» Direction: Repeat each record exactly. Any picture gets left out.

» Data provided:
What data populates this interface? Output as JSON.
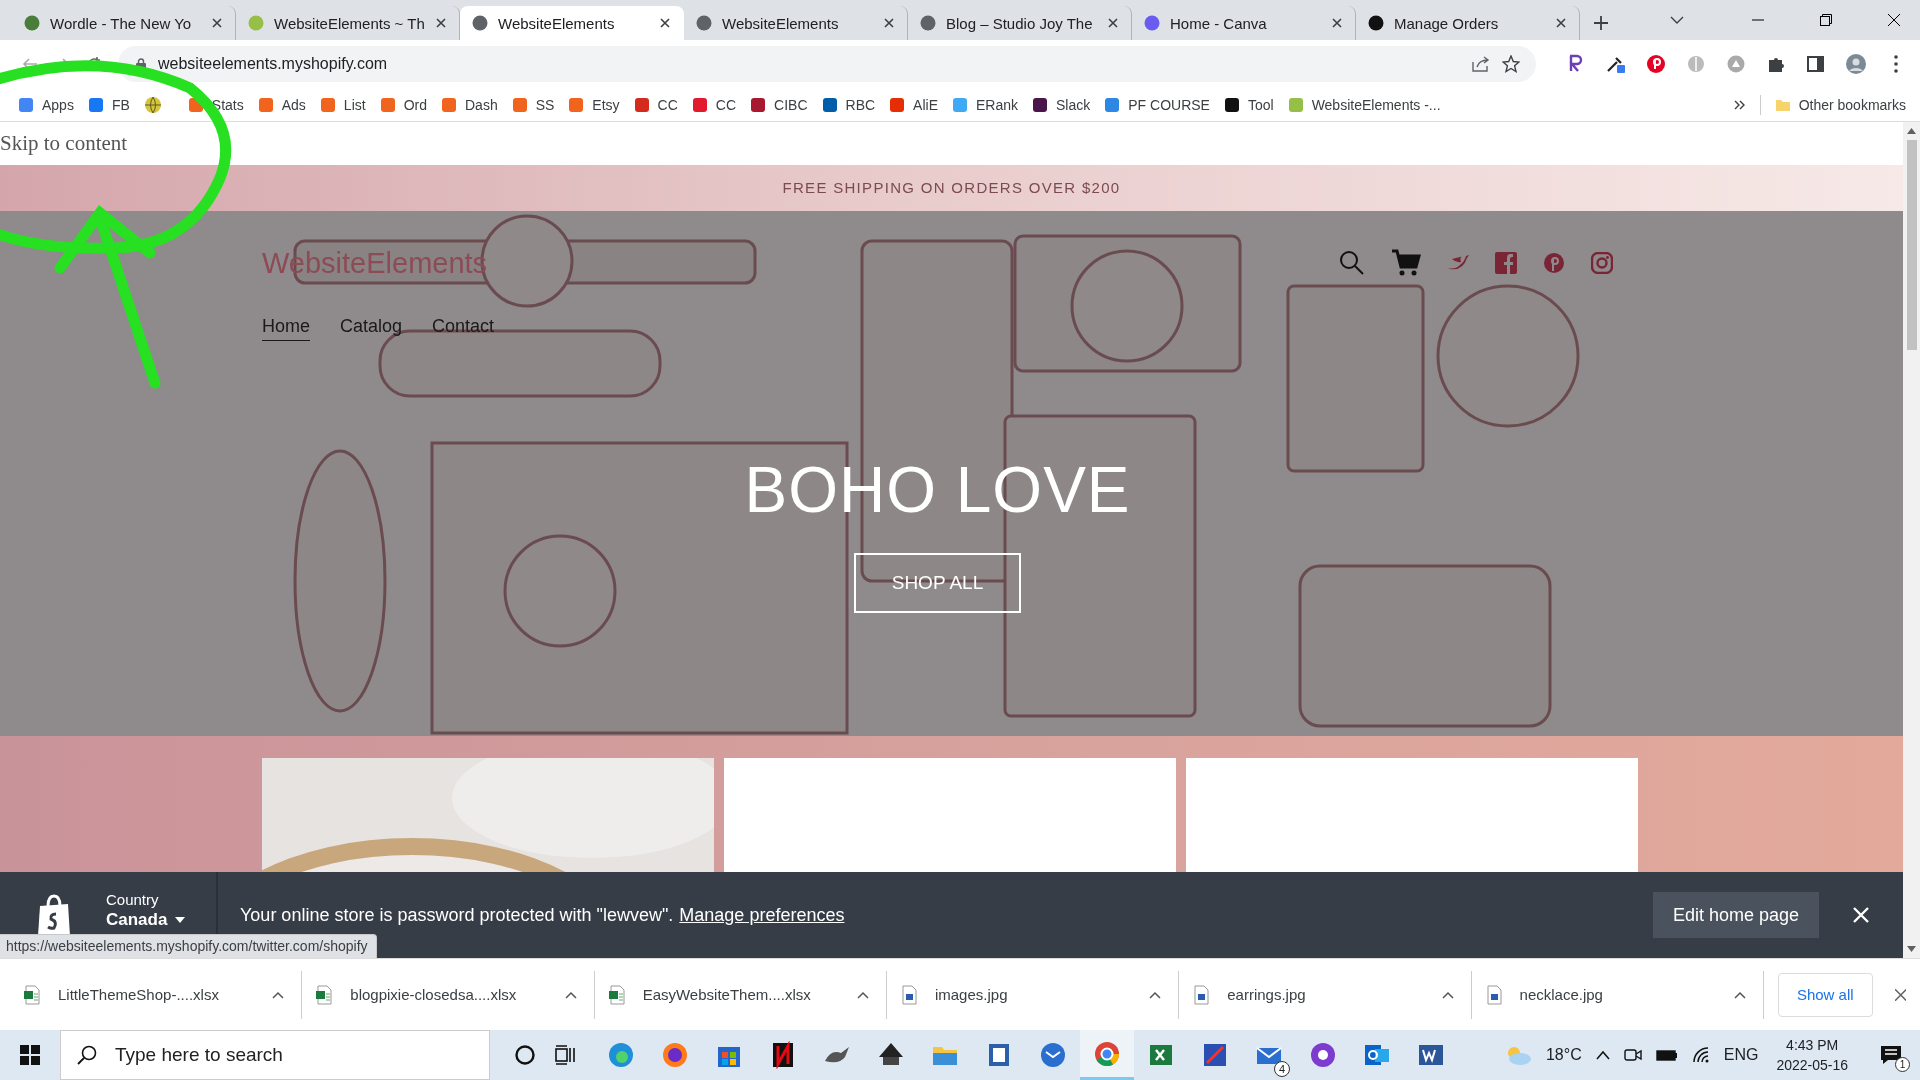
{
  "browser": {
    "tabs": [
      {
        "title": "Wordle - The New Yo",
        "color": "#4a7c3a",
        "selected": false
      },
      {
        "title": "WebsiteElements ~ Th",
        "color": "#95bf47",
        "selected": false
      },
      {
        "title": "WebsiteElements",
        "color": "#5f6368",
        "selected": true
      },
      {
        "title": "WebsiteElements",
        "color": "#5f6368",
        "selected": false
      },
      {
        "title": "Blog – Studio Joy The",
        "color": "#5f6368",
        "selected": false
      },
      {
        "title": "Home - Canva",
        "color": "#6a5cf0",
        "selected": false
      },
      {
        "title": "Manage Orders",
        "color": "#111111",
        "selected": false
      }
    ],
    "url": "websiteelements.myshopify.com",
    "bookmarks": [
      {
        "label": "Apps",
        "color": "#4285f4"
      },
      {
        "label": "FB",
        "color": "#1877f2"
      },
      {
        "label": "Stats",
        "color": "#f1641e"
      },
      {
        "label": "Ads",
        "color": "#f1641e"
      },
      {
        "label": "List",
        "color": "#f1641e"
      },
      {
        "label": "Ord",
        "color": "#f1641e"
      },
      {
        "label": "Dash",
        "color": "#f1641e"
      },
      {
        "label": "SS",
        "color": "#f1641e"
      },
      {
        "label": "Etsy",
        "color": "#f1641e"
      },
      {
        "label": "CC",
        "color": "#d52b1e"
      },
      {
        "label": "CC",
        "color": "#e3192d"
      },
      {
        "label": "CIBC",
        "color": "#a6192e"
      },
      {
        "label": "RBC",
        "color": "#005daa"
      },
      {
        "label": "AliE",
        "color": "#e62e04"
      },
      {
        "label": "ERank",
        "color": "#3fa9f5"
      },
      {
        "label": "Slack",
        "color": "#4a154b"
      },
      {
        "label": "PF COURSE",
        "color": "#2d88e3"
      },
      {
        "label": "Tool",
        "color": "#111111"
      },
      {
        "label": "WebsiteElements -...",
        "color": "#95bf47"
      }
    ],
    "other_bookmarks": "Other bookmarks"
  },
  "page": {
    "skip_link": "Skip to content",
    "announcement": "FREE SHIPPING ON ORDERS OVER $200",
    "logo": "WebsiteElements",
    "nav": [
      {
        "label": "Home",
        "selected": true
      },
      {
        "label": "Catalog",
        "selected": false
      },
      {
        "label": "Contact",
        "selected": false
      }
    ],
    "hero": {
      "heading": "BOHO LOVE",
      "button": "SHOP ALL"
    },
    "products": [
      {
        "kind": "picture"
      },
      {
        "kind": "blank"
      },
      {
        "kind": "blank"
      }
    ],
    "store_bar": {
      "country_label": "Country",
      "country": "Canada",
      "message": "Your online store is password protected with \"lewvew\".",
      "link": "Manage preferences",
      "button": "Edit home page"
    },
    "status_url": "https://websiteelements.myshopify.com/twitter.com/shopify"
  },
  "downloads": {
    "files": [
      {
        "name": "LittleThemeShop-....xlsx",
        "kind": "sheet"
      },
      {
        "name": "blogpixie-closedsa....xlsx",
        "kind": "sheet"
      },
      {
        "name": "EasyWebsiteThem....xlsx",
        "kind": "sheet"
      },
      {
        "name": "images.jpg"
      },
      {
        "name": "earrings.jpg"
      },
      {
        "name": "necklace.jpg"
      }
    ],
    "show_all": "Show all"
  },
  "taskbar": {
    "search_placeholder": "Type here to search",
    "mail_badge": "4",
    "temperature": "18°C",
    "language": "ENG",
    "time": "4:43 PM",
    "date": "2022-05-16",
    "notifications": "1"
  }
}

» Exercise answer:
What data populates this interface? Output as JSON.
{
  "browser": {
    "tabs": [
      {
        "title": "Wordle - The New Yo",
        "color": "#4a7c3a",
        "selected": false
      },
      {
        "title": "WebsiteElements ~ Th",
        "color": "#95bf47",
        "selected": false
      },
      {
        "title": "WebsiteElements",
        "color": "#5f6368",
        "selected": true
      },
      {
        "title": "WebsiteElements",
        "color": "#5f6368",
        "selected": false
      },
      {
        "title": "Blog – Studio Joy The",
        "color": "#5f6368",
        "selected": false
      },
      {
        "title": "Home - Canva",
        "color": "#6a5cf0",
        "selected": false
      },
      {
        "title": "Manage Orders",
        "color": "#111111",
        "selected": false
      }
    ],
    "url": "websiteelements.myshopify.com",
    "bookmarks": [
      {
        "label": "Apps",
        "color": "#4285f4"
      },
      {
        "label": "FB",
        "color": "#1877f2"
      },
      {
        "label": "Stats",
        "color": "#f1641e"
      },
      {
        "label": "Ads",
        "color": "#f1641e"
      },
      {
        "label": "List",
        "color": "#f1641e"
      },
      {
        "label": "Ord",
        "color": "#f1641e"
      },
      {
        "label": "Dash",
        "color": "#f1641e"
      },
      {
        "label": "SS",
        "color": "#f1641e"
      },
      {
        "label": "Etsy",
        "color": "#f1641e"
      },
      {
        "label": "CC",
        "color": "#d52b1e"
      },
      {
        "label": "CC",
        "color": "#e3192d"
      },
      {
        "label": "CIBC",
        "color": "#a6192e"
      },
      {
        "label": "RBC",
        "color": "#005daa"
      },
      {
        "label": "AliE",
        "color": "#e62e04"
      },
      {
        "label": "ERank",
        "color": "#3fa9f5"
      },
      {
        "label": "Slack",
        "color": "#4a154b"
      },
      {
        "label": "PF COURSE",
        "color": "#2d88e3"
      },
      {
        "label": "Tool",
        "color": "#111111"
      },
      {
        "label": "WebsiteElements -...",
        "color": "#95bf47"
      }
    ],
    "other_bookmarks": "Other bookmarks"
  },
  "page": {
    "skip_link": "Skip to content",
    "announcement": "FREE SHIPPING ON ORDERS OVER $200",
    "logo": "WebsiteElements",
    "nav": [
      {
        "label": "Home",
        "selected": true
      },
      {
        "label": "Catalog",
        "selected": false
      },
      {
        "label": "Contact",
        "selected": false
      }
    ],
    "hero": {
      "heading": "BOHO LOVE",
      "button": "SHOP ALL"
    },
    "products": [
      {
        "kind": "picture"
      },
      {
        "kind": "blank"
      },
      {
        "kind": "blank"
      }
    ],
    "store_bar": {
      "country_label": "Country",
      "country": "Canada",
      "message": "Your online store is password protected with \"lewvew\".",
      "link": "Manage preferences",
      "button": "Edit home page"
    },
    "status_url": "https://websiteelements.myshopify.com/twitter.com/shopify"
  },
  "downloads": {
    "files": [
      {
        "name": "LittleThemeShop-....xlsx",
        "kind": "sheet"
      },
      {
        "name": "blogpixie-closedsa....xlsx",
        "kind": "sheet"
      },
      {
        "name": "EasyWebsiteThem....xlsx",
        "kind": "sheet"
      },
      {
        "name": "images.jpg"
      },
      {
        "name": "earrings.jpg"
      },
      {
        "name": "necklace.jpg"
      }
    ],
    "show_all": "Show all"
  },
  "taskbar": {
    "search_placeholder": "Type here to search",
    "mail_badge": "4",
    "temperature": "18°C",
    "language": "ENG",
    "time": "4:43 PM",
    "date": "2022-05-16",
    "notifications": "1"
  }
}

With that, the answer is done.